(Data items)
** START **

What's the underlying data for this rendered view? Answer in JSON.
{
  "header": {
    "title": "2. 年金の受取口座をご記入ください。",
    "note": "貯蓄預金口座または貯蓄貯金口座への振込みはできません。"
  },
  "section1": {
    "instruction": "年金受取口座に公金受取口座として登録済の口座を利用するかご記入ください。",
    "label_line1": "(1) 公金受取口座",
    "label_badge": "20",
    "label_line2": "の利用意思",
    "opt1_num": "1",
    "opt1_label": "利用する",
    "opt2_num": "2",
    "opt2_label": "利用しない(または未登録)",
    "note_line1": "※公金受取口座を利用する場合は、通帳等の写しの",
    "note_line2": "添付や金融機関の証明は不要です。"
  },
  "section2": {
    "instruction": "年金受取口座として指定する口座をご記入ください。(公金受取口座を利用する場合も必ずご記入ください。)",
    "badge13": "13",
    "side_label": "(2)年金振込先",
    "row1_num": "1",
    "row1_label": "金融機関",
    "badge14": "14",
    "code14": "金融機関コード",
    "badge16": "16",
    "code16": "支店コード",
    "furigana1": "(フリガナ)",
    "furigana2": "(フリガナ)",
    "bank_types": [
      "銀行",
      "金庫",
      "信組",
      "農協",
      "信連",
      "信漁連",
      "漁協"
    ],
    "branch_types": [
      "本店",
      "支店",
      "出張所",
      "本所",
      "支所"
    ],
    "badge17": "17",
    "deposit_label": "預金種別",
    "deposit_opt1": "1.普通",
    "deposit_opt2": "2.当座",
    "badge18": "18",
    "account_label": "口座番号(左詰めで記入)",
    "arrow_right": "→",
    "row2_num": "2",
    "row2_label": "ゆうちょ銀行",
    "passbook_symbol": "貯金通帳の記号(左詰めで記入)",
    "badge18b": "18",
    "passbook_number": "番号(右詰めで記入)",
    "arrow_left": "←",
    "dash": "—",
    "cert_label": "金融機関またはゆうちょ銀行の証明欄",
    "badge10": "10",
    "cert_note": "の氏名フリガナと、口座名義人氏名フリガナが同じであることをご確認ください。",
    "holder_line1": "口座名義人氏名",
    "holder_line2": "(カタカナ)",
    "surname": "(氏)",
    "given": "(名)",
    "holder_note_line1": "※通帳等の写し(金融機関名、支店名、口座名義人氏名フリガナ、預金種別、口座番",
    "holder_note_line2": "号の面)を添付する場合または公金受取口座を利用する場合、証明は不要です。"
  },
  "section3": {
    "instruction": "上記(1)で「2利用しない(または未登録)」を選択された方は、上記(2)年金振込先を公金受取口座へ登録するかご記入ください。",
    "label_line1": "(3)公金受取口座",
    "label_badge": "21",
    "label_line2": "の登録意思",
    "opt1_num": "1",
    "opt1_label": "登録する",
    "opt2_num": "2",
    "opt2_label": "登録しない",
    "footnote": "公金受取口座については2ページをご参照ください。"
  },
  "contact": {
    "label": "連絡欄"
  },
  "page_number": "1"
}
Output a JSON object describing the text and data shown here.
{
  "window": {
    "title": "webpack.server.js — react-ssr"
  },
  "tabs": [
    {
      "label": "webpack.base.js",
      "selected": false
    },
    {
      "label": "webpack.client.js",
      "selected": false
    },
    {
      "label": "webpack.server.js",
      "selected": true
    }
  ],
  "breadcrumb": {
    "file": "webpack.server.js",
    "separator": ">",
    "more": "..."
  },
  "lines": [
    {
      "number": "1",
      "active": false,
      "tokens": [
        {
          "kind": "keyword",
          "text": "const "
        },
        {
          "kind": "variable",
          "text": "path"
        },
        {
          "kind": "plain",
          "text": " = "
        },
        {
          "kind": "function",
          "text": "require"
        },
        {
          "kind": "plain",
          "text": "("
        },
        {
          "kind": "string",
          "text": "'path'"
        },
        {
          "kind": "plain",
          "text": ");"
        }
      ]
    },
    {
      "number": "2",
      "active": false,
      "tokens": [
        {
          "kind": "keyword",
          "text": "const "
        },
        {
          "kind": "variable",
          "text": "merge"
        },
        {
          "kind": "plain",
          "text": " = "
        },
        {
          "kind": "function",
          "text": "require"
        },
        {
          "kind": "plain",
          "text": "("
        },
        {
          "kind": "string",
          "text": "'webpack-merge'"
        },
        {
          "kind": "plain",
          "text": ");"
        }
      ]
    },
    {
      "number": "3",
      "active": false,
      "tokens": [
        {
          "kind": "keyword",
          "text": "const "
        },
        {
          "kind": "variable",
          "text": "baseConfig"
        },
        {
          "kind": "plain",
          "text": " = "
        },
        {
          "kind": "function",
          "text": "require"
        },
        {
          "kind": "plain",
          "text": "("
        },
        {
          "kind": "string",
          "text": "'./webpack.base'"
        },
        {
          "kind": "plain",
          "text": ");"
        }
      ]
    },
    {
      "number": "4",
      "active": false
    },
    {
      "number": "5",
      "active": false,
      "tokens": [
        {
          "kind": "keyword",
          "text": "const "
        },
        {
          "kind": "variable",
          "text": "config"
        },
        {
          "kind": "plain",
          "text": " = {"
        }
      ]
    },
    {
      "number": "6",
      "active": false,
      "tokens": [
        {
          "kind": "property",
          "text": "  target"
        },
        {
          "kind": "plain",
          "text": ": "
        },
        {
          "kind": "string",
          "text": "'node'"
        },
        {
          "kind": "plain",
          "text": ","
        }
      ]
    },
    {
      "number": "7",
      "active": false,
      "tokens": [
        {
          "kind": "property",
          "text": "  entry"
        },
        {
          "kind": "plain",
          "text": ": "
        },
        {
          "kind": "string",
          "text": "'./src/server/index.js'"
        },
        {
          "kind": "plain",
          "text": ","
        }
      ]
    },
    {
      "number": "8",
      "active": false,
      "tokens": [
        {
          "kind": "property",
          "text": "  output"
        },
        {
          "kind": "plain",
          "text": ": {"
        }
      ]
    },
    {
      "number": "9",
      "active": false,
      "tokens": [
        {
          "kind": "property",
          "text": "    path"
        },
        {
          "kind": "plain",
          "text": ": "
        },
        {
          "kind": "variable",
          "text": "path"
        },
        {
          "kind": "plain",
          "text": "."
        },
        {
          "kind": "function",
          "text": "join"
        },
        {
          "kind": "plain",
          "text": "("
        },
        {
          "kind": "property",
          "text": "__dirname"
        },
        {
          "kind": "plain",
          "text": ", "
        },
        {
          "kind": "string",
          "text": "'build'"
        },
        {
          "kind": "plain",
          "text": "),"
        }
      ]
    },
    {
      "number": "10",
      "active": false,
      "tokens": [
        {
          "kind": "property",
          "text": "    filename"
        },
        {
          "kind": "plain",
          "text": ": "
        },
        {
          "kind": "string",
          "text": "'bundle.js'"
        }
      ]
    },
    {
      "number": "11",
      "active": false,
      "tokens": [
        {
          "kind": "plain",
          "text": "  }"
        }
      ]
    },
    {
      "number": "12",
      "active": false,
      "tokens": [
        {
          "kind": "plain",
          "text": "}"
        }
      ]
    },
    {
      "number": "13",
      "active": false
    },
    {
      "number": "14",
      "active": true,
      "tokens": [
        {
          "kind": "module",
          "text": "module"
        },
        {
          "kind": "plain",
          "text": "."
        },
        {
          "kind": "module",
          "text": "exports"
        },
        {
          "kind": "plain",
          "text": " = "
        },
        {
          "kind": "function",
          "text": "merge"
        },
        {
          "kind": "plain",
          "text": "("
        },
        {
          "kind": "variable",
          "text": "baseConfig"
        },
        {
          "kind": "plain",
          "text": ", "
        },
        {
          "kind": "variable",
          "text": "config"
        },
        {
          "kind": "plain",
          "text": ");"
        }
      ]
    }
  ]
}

** END **

● Task to complete
Copy each line of the data exactly, leaving nothing out.

● Response to the exercise
What's the underlying data for this rendered view? Answer in JSON.
{
  "header": {
    "title": "2. 年金の受取口座をご記入ください。",
    "note": "貯蓄預金口座または貯蓄貯金口座への振込みはできません。"
  },
  "section1": {
    "instruction": "年金受取口座に公金受取口座として登録済の口座を利用するかご記入ください。",
    "label_line1": "(1) 公金受取口座",
    "label_badge": "20",
    "label_line2": "の利用意思",
    "opt1_num": "1",
    "opt1_label": "利用する",
    "opt2_num": "2",
    "opt2_label": "利用しない(または未登録)",
    "note_line1": "※公金受取口座を利用する場合は、通帳等の写しの",
    "note_line2": "添付や金融機関の証明は不要です。"
  },
  "section2": {
    "instruction": "年金受取口座として指定する口座をご記入ください。(公金受取口座を利用する場合も必ずご記入ください。)",
    "badge13": "13",
    "side_label": "(2)年金振込先",
    "row1_num": "1",
    "row1_label": "金融機関",
    "badge14": "14",
    "code14": "金融機関コード",
    "badge16": "16",
    "code16": "支店コード",
    "furigana1": "(フリガナ)",
    "furigana2": "(フリガナ)",
    "bank_types": [
      "銀行",
      "金庫",
      "信組",
      "農協",
      "信連",
      "信漁連",
      "漁協"
    ],
    "branch_types": [
      "本店",
      "支店",
      "出張所",
      "本所",
      "支所"
    ],
    "badge17": "17",
    "deposit_label": "預金種別",
    "deposit_opt1": "1.普通",
    "deposit_opt2": "2.当座",
    "badge18": "18",
    "account_label": "口座番号(左詰めで記入)",
    "arrow_right": "→",
    "row2_num": "2",
    "row2_label": "ゆうちょ銀行",
    "passbook_symbol": "貯金通帳の記号(左詰めで記入)",
    "badge18b": "18",
    "passbook_number": "番号(右詰めで記入)",
    "arrow_left": "←",
    "dash": "—",
    "cert_label": "金融機関またはゆうちょ銀行の証明欄",
    "badge10": "10",
    "cert_note": "の氏名フリガナと、口座名義人氏名フリガナが同じであることをご確認ください。",
    "holder_line1": "口座名義人氏名",
    "holder_line2": "(カタカナ)",
    "surname": "(氏)",
    "given": "(名)",
    "holder_note_line1": "※通帳等の写し(金融機関名、支店名、口座名義人氏名フリガナ、預金種別、口座番",
    "holder_note_line2": "号の面)を添付する場合または公金受取口座を利用する場合、証明は不要です。"
  },
  "section3": {
    "instruction": "上記(1)で「2利用しない(または未登録)」を選択された方は、上記(2)年金振込先を公金受取口座へ登録するかご記入ください。",
    "label_line1": "(3)公金受取口座",
    "label_badge": "21",
    "label_line2": "の登録意思",
    "opt1_num": "1",
    "opt1_label": "登録する",
    "opt2_num": "2",
    "opt2_label": "登録しない",
    "footnote": "公金受取口座については2ページをご参照ください。"
  },
  "contact": {
    "label": "連絡欄"
  },
  "page_number": "1"
}
Output a JSON object describing the text and data shown here.
{
  "window": {
    "title": "webpack.server.js — react-ssr"
  },
  "tabs": [
    {
      "label": "webpack.base.js",
      "selected": false
    },
    {
      "label": "webpack.client.js",
      "selected": false
    },
    {
      "label": "webpack.server.js",
      "selected": true
    }
  ],
  "breadcrumb": {
    "file": "webpack.server.js",
    "separator": ">",
    "more": "..."
  },
  "lines": [
    {
      "number": "1",
      "active": false,
      "tokens": [
        {
          "kind": "keyword",
          "text": "const "
        },
        {
          "kind": "variable",
          "text": "path"
        },
        {
          "kind": "plain",
          "text": " = "
        },
        {
          "kind": "function",
          "text": "require"
        },
        {
          "kind": "plain",
          "text": "("
        },
        {
          "kind": "string",
          "text": "'path'"
        },
        {
          "kind": "plain",
          "text": ");"
        }
      ]
    },
    {
      "number": "2",
      "active": false,
      "tokens": [
        {
          "kind": "keyword",
          "text": "const "
        },
        {
          "kind": "variable",
          "text": "merge"
        },
        {
          "kind": "plain",
          "text": " = "
        },
        {
          "kind": "function",
          "text": "require"
        },
        {
          "kind": "plain",
          "text": "("
        },
        {
          "kind": "string",
          "text": "'webpack-merge'"
        },
        {
          "kind": "plain",
          "text": ");"
        }
      ]
    },
    {
      "number": "3",
      "active": false,
      "tokens": [
        {
          "kind": "keyword",
          "text": "const "
        },
        {
          "kind": "variable",
          "text": "baseConfig"
        },
        {
          "kind": "plain",
          "text": " = "
        },
        {
          "kind": "function",
          "text": "require"
        },
        {
          "kind": "plain",
          "text": "("
        },
        {
          "kind": "string",
          "text": "'./webpack.base'"
        },
        {
          "kind": "plain",
          "text": ");"
        }
      ]
    },
    {
      "number": "4",
      "active": false
    },
    {
      "number": "5",
      "active": false,
      "tokens": [
        {
          "kind": "keyword",
          "text": "const "
        },
        {
          "kind": "variable",
          "text": "config"
        },
        {
          "kind": "plain",
          "text": " = {"
        }
      ]
    },
    {
      "number": "6",
      "active": false,
      "tokens": [
        {
          "kind": "property",
          "text": "  target"
        },
        {
          "kind": "plain",
          "text": ": "
        },
        {
          "kind": "string",
          "text": "'node'"
        },
        {
          "kind": "plain",
          "text": ","
        }
      ]
    },
    {
      "number": "7",
      "active": false,
      "tokens": [
        {
          "kind": "property",
          "text": "  entry"
        },
        {
          "kind": "plain",
          "text": ": "
        },
        {
          "kind": "string",
          "text": "'./src/server/index.js'"
        },
        {
          "kind": "plain",
          "text": ","
        }
      ]
    },
    {
      "number": "8",
      "active": false,
      "tokens": [
        {
          "kind": "property",
          "text": "  output"
        },
        {
          "kind": "plain",
          "text": ": {"
        }
      ]
    },
    {
      "number": "9",
      "active": false,
      "tokens": [
        {
          "kind": "property",
          "text": "    path"
        },
        {
          "kind": "plain",
          "text": ": "
        },
        {
          "kind": "variable",
          "text": "path"
        },
        {
          "kind": "plain",
          "text": "."
        },
        {
          "kind": "function",
          "text": "join"
        },
        {
          "kind": "plain",
          "text": "("
        },
        {
          "kind": "property",
          "text": "__dirname"
        },
        {
          "kind": "plain",
          "text": ", "
        },
        {
          "kind": "string",
          "text": "'build'"
        },
        {
          "kind": "plain",
          "text": "),"
        }
      ]
    },
    {
      "number": "10",
      "active": false,
      "tokens": [
        {
          "kind": "property",
          "text": "    filename"
        },
        {
          "kind": "plain",
          "text": ": "
        },
        {
          "kind": "string",
          "text": "'bundle.js'"
        }
      ]
    },
    {
      "number": "11",
      "active": false,
      "tokens": [
        {
          "kind": "plain",
          "text": "  }"
        }
      ]
    },
    {
      "number": "12",
      "active": false,
      "tokens": [
        {
          "kind": "plain",
          "text": "}"
        }
      ]
    },
    {
      "number": "13",
      "active": false
    },
    {
      "number": "14",
      "active": true,
      "tokens": [
        {
          "kind": "module",
          "text": "module"
        },
        {
          "kind": "plain",
          "text": "."
        },
        {
          "kind": "module",
          "text": "exports"
        },
        {
          "kind": "plain",
          "text": " = "
        },
        {
          "kind": "function",
          "text": "merge"
        },
        {
          "kind": "plain",
          "text": "("
        },
        {
          "kind": "variable",
          "text": "baseConfig"
        },
        {
          "kind": "plain",
          "text": ", "
        },
        {
          "kind": "variable",
          "text": "config"
        },
        {
          "kind": "plain",
          "text": ");"
        }
      ]
    }
  ]
}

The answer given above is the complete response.